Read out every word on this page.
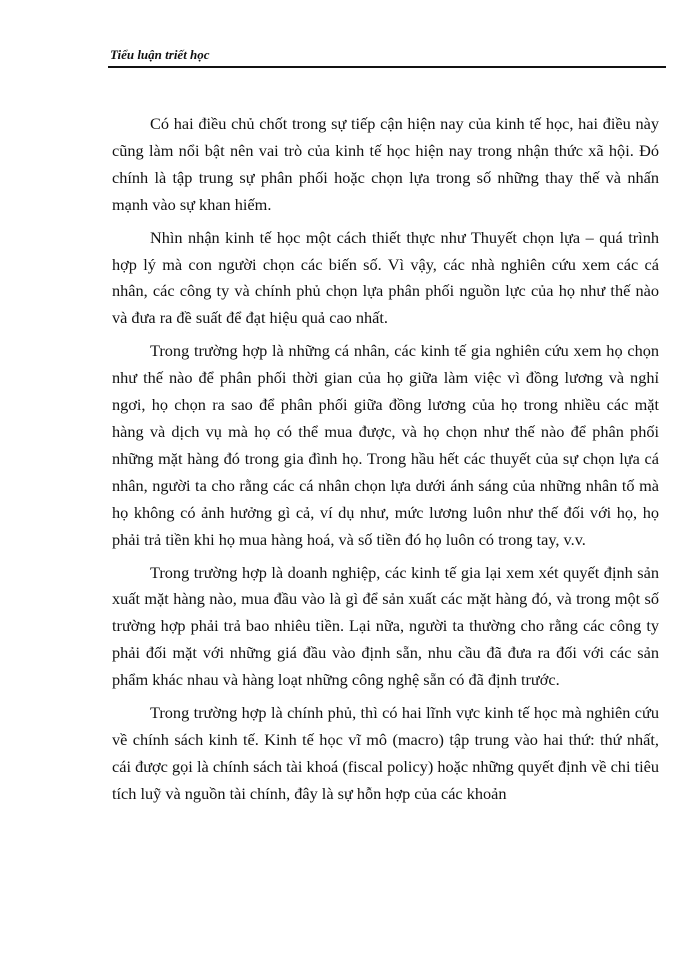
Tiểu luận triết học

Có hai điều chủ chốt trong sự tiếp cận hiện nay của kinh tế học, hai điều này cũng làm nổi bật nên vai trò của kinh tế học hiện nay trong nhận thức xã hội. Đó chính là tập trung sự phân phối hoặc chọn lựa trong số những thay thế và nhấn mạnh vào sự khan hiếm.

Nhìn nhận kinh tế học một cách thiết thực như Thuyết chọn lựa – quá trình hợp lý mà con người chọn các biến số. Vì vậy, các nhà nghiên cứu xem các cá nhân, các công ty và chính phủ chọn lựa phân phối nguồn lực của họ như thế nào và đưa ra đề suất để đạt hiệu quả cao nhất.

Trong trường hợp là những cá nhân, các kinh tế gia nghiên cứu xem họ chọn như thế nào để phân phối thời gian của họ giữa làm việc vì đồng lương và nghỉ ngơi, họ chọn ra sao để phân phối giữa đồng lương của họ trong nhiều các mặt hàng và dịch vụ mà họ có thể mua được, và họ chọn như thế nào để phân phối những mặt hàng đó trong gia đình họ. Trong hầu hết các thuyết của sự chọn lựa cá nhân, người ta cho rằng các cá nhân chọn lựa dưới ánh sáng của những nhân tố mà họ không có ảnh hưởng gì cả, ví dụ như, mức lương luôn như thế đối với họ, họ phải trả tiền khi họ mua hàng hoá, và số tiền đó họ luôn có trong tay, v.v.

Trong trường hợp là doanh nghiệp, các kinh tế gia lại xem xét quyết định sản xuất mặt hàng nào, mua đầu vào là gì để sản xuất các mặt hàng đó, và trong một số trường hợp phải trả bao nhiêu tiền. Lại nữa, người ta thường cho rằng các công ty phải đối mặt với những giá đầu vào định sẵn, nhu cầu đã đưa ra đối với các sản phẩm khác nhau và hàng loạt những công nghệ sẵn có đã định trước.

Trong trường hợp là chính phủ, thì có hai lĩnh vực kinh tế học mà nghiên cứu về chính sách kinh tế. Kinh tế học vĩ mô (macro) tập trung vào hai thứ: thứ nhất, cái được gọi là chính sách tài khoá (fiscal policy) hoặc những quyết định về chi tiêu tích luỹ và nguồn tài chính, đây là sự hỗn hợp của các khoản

= = =

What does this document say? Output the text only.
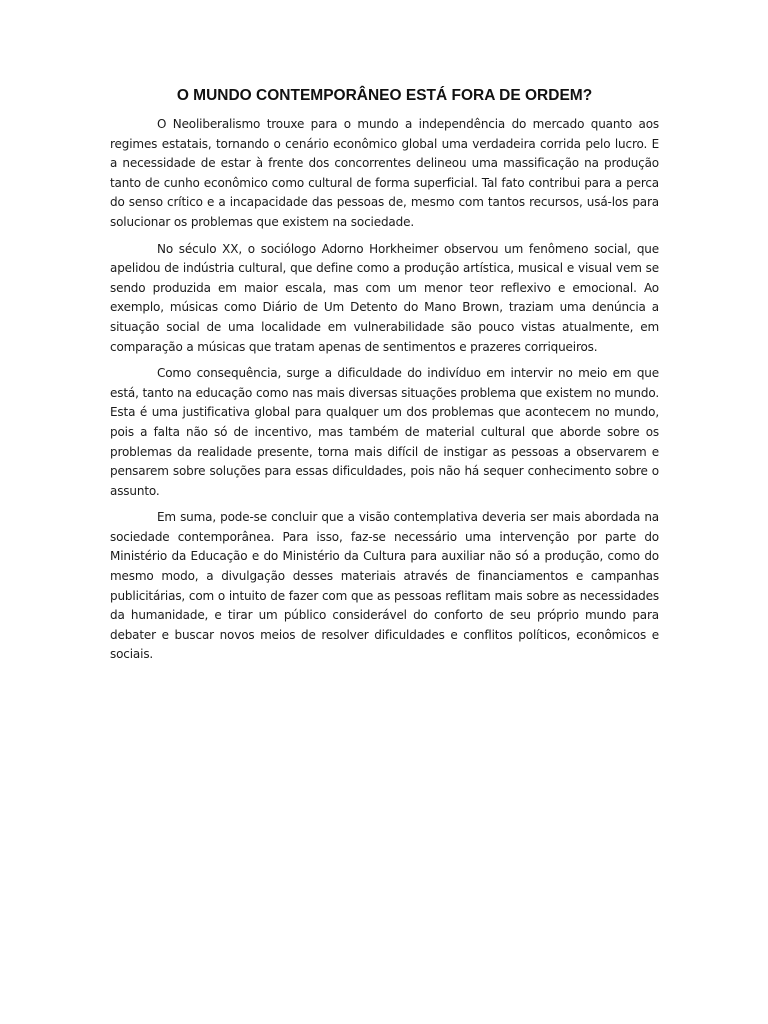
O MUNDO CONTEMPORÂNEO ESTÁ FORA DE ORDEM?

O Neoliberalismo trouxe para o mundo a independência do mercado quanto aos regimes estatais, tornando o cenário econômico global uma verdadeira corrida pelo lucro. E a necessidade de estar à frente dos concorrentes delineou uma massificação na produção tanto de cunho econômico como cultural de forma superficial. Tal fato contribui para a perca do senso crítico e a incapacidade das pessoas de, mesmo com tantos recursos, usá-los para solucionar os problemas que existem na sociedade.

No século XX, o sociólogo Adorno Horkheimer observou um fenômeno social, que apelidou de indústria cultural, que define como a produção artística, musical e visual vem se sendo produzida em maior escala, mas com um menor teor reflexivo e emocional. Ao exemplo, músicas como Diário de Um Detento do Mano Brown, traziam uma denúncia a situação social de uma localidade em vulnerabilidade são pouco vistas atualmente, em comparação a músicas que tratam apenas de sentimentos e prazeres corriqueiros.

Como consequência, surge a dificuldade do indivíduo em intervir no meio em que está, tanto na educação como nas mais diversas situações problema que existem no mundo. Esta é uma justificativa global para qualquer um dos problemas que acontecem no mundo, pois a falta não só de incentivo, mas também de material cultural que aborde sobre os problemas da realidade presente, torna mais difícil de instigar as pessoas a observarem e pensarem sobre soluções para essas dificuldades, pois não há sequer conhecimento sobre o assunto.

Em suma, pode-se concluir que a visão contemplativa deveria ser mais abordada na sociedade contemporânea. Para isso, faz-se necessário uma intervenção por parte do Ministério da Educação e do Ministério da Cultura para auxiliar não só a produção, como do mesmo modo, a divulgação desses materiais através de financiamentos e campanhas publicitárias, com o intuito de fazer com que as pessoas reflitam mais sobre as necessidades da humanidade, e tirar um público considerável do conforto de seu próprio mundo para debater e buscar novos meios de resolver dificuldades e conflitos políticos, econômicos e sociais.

= = =

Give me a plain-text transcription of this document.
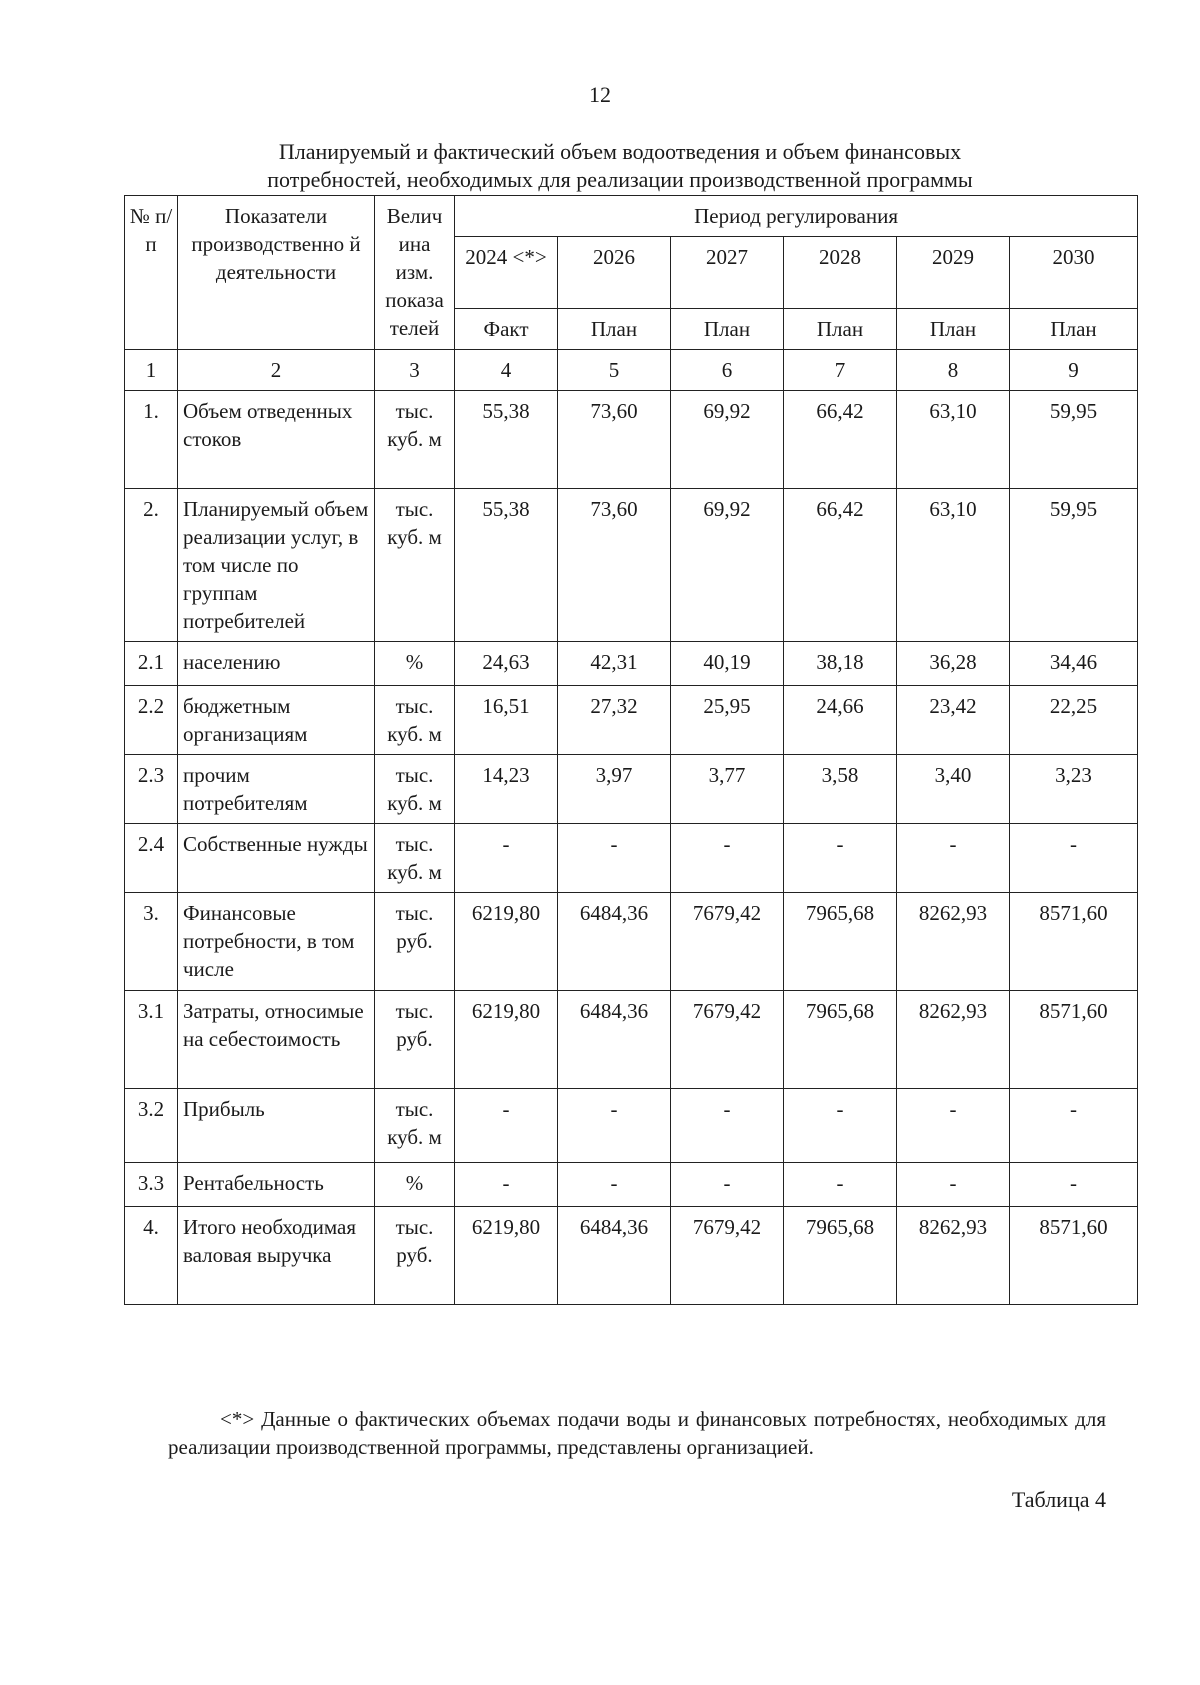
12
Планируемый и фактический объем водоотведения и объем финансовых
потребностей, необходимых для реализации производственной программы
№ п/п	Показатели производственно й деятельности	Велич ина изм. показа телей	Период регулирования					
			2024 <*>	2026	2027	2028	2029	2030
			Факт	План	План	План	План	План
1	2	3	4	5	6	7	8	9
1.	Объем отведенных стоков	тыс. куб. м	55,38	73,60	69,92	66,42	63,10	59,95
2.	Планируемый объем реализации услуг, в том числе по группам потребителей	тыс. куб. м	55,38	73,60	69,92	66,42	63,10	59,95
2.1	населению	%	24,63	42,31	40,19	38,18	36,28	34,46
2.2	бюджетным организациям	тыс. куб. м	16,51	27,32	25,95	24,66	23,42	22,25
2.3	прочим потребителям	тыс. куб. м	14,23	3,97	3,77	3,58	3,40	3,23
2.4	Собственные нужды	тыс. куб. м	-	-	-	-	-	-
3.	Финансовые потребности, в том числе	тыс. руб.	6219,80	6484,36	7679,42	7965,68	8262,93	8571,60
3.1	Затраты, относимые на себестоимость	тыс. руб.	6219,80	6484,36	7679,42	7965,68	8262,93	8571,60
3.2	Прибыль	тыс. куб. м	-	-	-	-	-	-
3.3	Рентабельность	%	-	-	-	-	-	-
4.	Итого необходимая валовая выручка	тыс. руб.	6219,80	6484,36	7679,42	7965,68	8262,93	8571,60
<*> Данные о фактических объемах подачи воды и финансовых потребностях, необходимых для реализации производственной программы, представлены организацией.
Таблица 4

= = =

→ **WHAT TO WORK ON**: Display every line of the listing that contains the string "финансовых".

→ **FULL SOLUTION**:
Планируемый и фактический объем водоотведения и объем финансовых
<*> Данные о фактических объемах подачи воды и финансовых потребностях, необходимых для реализации производственной программы, представлены организацией.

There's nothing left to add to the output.